> **Material shown**
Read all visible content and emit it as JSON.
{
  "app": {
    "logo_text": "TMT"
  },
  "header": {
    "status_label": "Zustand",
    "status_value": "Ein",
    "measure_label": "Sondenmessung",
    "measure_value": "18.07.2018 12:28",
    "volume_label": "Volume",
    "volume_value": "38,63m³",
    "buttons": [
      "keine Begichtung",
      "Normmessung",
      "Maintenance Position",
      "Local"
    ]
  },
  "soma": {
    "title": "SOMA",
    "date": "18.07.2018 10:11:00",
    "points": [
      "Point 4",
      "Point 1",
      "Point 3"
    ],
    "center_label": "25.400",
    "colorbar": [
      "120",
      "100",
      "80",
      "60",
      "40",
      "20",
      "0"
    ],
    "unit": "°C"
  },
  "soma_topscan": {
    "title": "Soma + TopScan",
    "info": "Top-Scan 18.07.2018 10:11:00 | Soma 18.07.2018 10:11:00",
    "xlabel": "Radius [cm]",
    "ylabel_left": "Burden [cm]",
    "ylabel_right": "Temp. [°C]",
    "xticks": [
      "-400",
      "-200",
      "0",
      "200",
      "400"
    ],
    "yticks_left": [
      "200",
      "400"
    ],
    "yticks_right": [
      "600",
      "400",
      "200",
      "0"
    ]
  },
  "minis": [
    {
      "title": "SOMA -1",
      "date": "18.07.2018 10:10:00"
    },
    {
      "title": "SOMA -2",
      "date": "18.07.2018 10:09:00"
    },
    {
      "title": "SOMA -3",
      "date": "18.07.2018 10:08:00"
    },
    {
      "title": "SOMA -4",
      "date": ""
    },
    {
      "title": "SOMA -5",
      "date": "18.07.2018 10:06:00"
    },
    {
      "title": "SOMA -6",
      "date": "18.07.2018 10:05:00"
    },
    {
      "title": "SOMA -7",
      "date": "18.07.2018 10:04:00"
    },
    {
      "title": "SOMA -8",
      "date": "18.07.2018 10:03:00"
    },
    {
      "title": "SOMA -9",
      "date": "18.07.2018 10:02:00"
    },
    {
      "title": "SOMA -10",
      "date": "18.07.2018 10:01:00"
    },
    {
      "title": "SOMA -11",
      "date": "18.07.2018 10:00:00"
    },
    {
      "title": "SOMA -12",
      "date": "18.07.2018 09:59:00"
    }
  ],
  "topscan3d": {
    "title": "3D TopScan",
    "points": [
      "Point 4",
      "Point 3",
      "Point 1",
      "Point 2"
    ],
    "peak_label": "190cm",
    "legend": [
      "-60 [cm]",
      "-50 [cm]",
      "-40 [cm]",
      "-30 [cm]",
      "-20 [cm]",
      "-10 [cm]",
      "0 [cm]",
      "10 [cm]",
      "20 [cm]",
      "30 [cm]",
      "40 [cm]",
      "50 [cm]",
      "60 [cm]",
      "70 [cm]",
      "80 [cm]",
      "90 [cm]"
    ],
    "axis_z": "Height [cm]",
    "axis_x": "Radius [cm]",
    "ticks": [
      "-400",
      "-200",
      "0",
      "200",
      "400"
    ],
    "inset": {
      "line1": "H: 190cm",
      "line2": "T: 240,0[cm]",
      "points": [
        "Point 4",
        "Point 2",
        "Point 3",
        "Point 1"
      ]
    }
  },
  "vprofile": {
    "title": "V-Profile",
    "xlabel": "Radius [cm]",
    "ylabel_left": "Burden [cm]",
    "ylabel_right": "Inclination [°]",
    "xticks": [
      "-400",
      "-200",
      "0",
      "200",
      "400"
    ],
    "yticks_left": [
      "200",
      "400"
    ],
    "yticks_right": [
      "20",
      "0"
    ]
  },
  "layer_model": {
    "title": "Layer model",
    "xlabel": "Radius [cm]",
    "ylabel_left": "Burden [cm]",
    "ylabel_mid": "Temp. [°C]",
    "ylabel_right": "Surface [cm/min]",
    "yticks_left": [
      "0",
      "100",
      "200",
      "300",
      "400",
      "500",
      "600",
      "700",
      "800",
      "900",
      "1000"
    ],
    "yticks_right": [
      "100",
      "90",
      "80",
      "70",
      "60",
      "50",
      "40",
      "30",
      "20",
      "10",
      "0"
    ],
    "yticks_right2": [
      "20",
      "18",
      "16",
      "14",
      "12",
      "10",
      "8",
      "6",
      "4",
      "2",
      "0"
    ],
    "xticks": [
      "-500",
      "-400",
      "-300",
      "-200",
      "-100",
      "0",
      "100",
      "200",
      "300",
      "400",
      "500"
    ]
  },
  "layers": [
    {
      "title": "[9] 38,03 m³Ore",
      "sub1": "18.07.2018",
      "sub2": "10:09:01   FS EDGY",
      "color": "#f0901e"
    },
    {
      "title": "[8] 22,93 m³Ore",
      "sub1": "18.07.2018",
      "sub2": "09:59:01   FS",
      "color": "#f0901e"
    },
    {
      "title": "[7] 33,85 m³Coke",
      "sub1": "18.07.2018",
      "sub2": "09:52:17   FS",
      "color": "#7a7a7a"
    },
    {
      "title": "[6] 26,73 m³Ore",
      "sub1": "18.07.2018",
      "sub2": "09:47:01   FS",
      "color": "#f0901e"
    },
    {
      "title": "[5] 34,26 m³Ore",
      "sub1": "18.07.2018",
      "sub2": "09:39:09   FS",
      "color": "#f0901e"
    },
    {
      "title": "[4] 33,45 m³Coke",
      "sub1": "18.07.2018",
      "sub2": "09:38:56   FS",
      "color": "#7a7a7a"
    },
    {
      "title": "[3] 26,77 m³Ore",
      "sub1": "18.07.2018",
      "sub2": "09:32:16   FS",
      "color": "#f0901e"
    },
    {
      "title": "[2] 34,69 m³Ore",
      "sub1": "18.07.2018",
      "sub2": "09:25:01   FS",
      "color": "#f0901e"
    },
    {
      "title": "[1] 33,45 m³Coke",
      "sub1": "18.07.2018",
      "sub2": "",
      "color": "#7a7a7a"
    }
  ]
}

> **Prompt**
Reproduce each line from the records that contains the word "m³Ore".

> **Solution for this exercise**
      "title": "[9] 38,03 m³Ore",
      "title": "[8] 22,93 m³Ore",
      "title": "[6] 26,73 m³Ore",
      "title": "[5] 34,26 m³Ore",
      "title": "[3] 26,77 m³Ore",
      "title": "[2] 34,69 m³Ore",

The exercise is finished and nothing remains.